## Set of tasks
• 1. In the miscarriage study text, how many women met the criteria?
• 2. Rewrite everything from "63 women and" down to "tissues was proven." in the miscarriage study text, swapping "the totality of cases" for "all cases".
• 3. Carry on the miscarriage study text from the point where it stops.

## Text block
◆ ◆ ◆ ◆ ◆

The chromosome analysis of the miscarriage tissue. Miscarried embryo/fetal crown rump length (CRL) measurement: A practical use

  • Silvia D’ippolito, 
  • Nicoletta Di Simone, 
  • Daniela Orteschi, 
  • Maria Grazia Pomponi, 
  • Maurizio Genuardi, 
  • Leuconoe Grazia Sisti, 
  • Roberta Castellani, 
  • Esther Diana Rossi, 
  • Giovanni Scambia, 
  • Marcella Zollino



To investigate whether miscarried embryo/fetal crown rump length (CRL) measurement may yield a practical application for predicting a conclusive result at the cytogenetic analysis of miscarriage tissue. Our study might help in improving the cytogenetic method, the results of which may be affected by maternal cell contamination (MCC). In particular, we aimed at establishing whether the miscarried embryo/fetal CRL measurement shows accuracy in predicting the possibility of MCC and the scan cut-off value useful to this purpose and, as a result, suggest a multi-step procedure for the genetic ascertainment.


Women experiencing at least two miscarriages of less than 20 weeks size at the Pregnancy Loss Unit at Fondazione Policlinico A. Gemelli underwent a scan before surgery. The CRL value was recorded. After the dilatation and courettage (D&C) procedure, miscarriage tissue was processed through the proposed multi-step procedure before performing oligo-nucleotide-based and SNP (single nucleotide polymorphisms)-based comparative genomic hybridization (CGH+SNP) microarray analysis.


63 women and 63 miscarriages met the criteria. By using the Receiving Operator Characteristic (ROC) curves, CRL showed an AUC of 0.816 (95%CI:0.703–0.928,p<0.001). A CRL≥24.5 mm cut-off value showed a higher positive likelihood ratio (5.27) but, conversely, a higher negative likelihood ratio (0.64) in predicting the possibility of MCC. Microarray analysis was successful in the totality of cases in which the embryo/fetal origin of miscarriage tissues was proven.


The 24.5 mm CRL value emerges as the most suitable cut-off enabling the identification of cases in which the embryo-fetal component can be isolated in the absence of MCC and the chromosomal array provide informative results.


Miscarriage, defined as the pregnancy loss before 20 weeks of gestation, represents a frequent obstetrical event affecting up to 15% of clinically diagnosed pregnancies, yet a failure in the reproductive history of couples hoping for children. [1,2] It is estimated that chromosomal abnormalities, in the majority of cases aneuploidies, account for 50–70% of miscarriages of less than 10 week’ gestation in the general reproductive population [39]. In the presence of recurrent pregnancy loss (RPL), it is important to distinguish between parental genetic abnormalities and embryo chromosomal abnormalities. Parental genetic abnormalities contribute for 3 to 5% of RPL cases which is ten times higher than the background population [1013]. Miscarried embryo chromosomal abnormalities are mostly de novo in origin. Nevertheless, in specific cases, chromosomal characterization of miscarriage tissues can identify familial chromosomal rearrangements that may predispose couples to RPL [1]. Even in those cases of de novo chromosomal abnormalities, being aware of such information may provide couples with an explanation for the loss. A recent survey on public perceptions of miscarriage reported that up to 75% of all respondents strongly wished to know the cause of their miscarriage, even if no intervention could have prevented it from occurring. In addition, of those participants who experienced a miscarriage 47% felt guilty, 41% reported feeling that they had done something wrong, 41% felt left on their own, and 28% felt ashamed [14]. Even if studies reporting the psychological benefit deriving from cytogenetic testing are still scant [15], this survey suggests that identifying a potential cause of the miscarriage may influence patients' psychological and emotional responses, and possibly help in subsequent pregnancies.

◆ ◆ ◆ ◆ ◆

## Source information
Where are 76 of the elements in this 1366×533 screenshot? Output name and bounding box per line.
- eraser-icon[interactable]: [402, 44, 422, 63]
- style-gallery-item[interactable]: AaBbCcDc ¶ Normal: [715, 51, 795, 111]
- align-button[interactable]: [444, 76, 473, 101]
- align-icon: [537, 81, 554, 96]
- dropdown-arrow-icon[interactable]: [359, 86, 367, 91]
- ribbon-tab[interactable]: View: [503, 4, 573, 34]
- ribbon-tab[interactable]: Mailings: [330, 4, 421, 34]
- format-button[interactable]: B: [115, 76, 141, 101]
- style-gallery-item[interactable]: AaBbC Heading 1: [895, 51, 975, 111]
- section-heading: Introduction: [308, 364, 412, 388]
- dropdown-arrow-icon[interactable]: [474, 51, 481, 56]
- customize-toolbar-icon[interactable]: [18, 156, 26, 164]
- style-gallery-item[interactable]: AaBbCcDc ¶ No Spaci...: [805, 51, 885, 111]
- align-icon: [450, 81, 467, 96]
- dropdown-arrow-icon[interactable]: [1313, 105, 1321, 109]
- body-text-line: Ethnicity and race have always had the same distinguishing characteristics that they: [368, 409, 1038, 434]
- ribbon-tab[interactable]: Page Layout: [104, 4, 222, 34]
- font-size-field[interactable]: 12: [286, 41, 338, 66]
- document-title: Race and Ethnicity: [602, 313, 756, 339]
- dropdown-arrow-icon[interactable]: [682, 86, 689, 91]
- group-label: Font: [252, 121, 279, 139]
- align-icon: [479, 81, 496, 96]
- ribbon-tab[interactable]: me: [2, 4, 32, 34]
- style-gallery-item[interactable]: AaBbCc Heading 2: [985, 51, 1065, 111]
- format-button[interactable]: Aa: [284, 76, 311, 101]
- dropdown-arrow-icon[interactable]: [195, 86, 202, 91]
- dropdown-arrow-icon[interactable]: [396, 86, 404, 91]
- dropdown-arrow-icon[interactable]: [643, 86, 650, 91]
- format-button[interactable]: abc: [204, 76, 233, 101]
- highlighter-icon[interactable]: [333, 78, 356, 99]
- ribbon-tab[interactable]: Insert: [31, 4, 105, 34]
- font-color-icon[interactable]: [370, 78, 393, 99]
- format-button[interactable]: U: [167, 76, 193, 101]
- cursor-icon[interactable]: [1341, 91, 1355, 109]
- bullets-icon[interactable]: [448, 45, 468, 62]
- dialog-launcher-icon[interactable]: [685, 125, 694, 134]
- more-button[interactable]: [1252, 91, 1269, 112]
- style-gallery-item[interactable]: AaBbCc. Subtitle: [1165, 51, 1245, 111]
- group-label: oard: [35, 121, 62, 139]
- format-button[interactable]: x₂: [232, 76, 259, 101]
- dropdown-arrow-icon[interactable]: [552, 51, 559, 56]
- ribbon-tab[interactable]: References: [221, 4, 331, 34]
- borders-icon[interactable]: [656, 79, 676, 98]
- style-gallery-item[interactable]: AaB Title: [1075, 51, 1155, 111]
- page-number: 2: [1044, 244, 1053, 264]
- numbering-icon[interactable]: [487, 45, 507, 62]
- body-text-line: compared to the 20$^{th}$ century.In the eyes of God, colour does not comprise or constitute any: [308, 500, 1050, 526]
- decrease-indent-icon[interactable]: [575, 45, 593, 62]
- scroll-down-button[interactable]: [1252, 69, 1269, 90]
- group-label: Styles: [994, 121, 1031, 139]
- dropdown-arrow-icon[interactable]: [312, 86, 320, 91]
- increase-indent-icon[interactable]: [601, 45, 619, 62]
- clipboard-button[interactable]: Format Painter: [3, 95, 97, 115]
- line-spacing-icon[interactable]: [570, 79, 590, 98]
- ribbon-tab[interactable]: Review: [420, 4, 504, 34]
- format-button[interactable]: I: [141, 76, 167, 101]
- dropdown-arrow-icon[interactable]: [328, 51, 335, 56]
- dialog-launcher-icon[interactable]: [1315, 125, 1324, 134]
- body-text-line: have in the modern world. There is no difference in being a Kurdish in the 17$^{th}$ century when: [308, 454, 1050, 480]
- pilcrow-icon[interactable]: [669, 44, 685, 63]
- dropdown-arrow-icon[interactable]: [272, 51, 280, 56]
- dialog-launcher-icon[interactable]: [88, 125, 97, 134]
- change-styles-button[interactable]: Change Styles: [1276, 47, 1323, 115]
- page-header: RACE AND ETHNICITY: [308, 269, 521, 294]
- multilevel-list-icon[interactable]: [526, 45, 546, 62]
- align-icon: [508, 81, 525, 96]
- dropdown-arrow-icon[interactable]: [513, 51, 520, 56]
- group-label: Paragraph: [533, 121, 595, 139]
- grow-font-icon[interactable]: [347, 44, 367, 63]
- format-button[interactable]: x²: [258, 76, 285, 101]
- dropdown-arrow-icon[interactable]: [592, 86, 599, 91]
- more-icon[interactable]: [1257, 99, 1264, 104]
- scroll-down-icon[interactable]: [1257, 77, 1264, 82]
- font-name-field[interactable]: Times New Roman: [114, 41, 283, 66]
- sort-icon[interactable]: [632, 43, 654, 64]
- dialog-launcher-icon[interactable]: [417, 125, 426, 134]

◆ ◆ ◆ ◆ ◆

## Solved problems
• 1. 63 women (with 63 miscarriages) met the criteria.

• 2.
63 women and 63 miscarriages met the criteria. By using the Receiving Operator Characteristic (ROC) curves, CRL showed an AUC of 0.816 (95%CI:0.703–0.928,p<0.001). A CRL≥24.5 mm cut-off value showed a higher positive likelihood ratio (5.27) but, conversely, a higher negative likelihood ratio (0.64) in predicting the possibility of MCC. Microarray analysis was successful in all cases in which the embryo/fetal origin of miscarriage tissues was proven.

• 3.
Extant research indicates that the potentials of the standard cytogenetic analysis are limited by different aspects: i) presence of dividing cells; ii) culture failure; iii) overgrowth of maternal cells; iv) microbial contamination; v) poor chromosome morphology [5,16,17]. To overcome these limitations, scientists have started conducting genetic chromosomal microarray testing [1,6,16]. This test allows to perform chromosome analysis on DNA extracted from direct fetal samples without the need for live dividing cells and it can detect quantitative chromosomal abnormalities significantly below the resolution of about 10 megabases (Mb) of the conventional karyotyping [1820]. Given the small sample size of studies describing microarray testing in pregnancy loss, the American College of Obstetricians and Gynecologists (ACOG) still does not recommend to use it routinely in the RPL standard work-up [21]. In addition, the costs and the percentage of inconclusive results—mainly influenced by maternal cell contamination (MCC) limit its use on large-scale.

MCC occurs when maternal/decidual cells predominantly grow in comparison to embryo/fetal cells [16,2224] and may be due to both lack of separating the miscarriage tissue from the maternal decidua before culturing and the poor ability of non-euploid embryo/fetal cells to grow, enabling the overgrowth of maternal cells [2,16,2226]. Throughout the years, different techniques aiming at reducing the rate of MCC have been proposed [2426]. However, such procedures are limited by a high variability and by their operator-dependent nature. In addition, to our knowledge, scholarly effort has overlooked the possibility of predicting the presence of uninformative results linked to MCC in clinical practice without performing all the steps of the procedure. In this context, the aim of our study is to investigate whether the miscarried embryo/fetal CRL measurement—obtained by using two-dimensional ultrasound—can accurately support the identification of those miscarriage tissues in which the embryo/fetal component can be isolated in the absence of MCC and, therefore, the cytogenetic investigation may provide informative results. Finally, we aimed at establishing a CRL cut-off at which the cytogenetic investigation can generate conclusive result.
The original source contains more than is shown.